(Written exercise):
Write the material out again in full, exactly.

(The records):
───

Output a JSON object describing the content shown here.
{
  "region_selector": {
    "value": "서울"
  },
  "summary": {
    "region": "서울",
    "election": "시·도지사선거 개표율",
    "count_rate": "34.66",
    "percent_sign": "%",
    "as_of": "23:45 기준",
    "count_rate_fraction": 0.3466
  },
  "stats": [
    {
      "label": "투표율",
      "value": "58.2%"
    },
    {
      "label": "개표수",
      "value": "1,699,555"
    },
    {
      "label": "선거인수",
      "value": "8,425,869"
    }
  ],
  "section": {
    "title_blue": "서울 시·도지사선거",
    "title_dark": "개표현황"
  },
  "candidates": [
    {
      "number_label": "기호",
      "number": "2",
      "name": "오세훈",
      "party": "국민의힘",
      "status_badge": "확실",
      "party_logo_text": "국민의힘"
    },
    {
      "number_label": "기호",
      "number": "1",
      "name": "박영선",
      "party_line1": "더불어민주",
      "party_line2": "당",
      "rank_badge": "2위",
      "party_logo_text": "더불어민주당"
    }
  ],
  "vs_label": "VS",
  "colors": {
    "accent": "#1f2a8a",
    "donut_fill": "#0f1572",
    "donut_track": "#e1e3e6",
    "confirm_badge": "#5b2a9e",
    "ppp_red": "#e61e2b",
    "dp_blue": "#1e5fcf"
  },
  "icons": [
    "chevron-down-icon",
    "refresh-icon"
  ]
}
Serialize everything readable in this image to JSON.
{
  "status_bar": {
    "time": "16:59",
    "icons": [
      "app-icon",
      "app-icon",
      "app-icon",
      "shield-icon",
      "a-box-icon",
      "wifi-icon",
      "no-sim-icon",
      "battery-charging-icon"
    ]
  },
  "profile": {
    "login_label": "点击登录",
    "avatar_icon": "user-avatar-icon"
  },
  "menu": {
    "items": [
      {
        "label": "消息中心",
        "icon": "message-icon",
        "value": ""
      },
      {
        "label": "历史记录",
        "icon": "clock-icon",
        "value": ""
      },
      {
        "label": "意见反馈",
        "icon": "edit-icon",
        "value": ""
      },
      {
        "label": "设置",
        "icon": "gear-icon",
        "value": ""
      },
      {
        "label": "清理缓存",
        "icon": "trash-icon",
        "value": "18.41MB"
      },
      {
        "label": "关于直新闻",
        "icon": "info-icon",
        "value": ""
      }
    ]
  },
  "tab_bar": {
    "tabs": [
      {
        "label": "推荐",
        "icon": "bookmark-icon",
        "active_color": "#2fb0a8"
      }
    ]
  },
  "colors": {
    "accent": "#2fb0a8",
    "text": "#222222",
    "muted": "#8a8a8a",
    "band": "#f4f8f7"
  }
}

───

(The reply):
Output a JSON object describing the content shown here.
{
  "region_selector": {
    "value": "서울"
  },
  "summary": {
    "region": "서울",
    "election": "시·도지사선거 개표율",
    "count_rate": "34.66",
    "percent_sign": "%",
    "as_of": "23:45 기준",
    "count_rate_fraction": 0.3466
  },
  "stats": [
    {
      "label": "투표율",
      "value": "58.2%"
    },
    {
      "label": "개표수",
      "value": "1,699,555"
    },
    {
      "label": "선거인수",
      "value": "8,425,869"
    }
  ],
  "section": {
    "title_blue": "서울 시·도지사선거",
    "title_dark": "개표현황"
  },
  "candidates": [
    {
      "number_label": "기호",
      "number": "2",
      "name": "오세훈",
      "party": "국민의힘",
      "status_badge": "확실",
      "party_logo_text": "국민의힘"
    },
    {
      "number_label": "기호",
      "number": "1",
      "name": "박영선",
      "party_line1": "더불어민주",
      "party_line2": "당",
      "rank_badge": "2위",
      "party_logo_text": "더불어민주당"
    }
  ],
  "vs_label": "VS",
  "colors": {
    "accent": "#1f2a8a",
    "donut_fill": "#0f1572",
    "donut_track": "#e1e3e6",
    "confirm_badge": "#5b2a9e",
    "ppp_red": "#e61e2b",
    "dp_blue": "#1e5fcf"
  },
  "icons": [
    "chevron-down-icon",
    "refresh-icon"
  ]
}
Serialize everything readable in this image to JSON.
{
  "status_bar": {
    "time": "16:59",
    "icons": [
      "app-icon",
      "app-icon",
      "app-icon",
      "shield-icon",
      "a-box-icon",
      "wifi-icon",
      "no-sim-icon",
      "battery-charging-icon"
    ]
  },
  "profile": {
    "login_label": "点击登录",
    "avatar_icon": "user-avatar-icon"
  },
  "menu": {
    "items": [
      {
        "label": "消息中心",
        "icon": "message-icon",
        "value": ""
      },
      {
        "label": "历史记录",
        "icon": "clock-icon",
        "value": ""
      },
      {
        "label": "意见反馈",
        "icon": "edit-icon",
        "value": ""
      },
      {
        "label": "设置",
        "icon": "gear-icon",
        "value": ""
      },
      {
        "label": "清理缓存",
        "icon": "trash-icon",
        "value": "18.41MB"
      },
      {
        "label": "关于直新闻",
        "icon": "info-icon",
        "value": ""
      }
    ]
  },
  "tab_bar": {
    "tabs": [
      {
        "label": "推荐",
        "icon": "bookmark-icon",
        "active_color": "#2fb0a8"
      }
    ]
  },
  "colors": {
    "accent": "#2fb0a8",
    "text": "#222222",
    "muted": "#8a8a8a",
    "band": "#f4f8f7"
  }
}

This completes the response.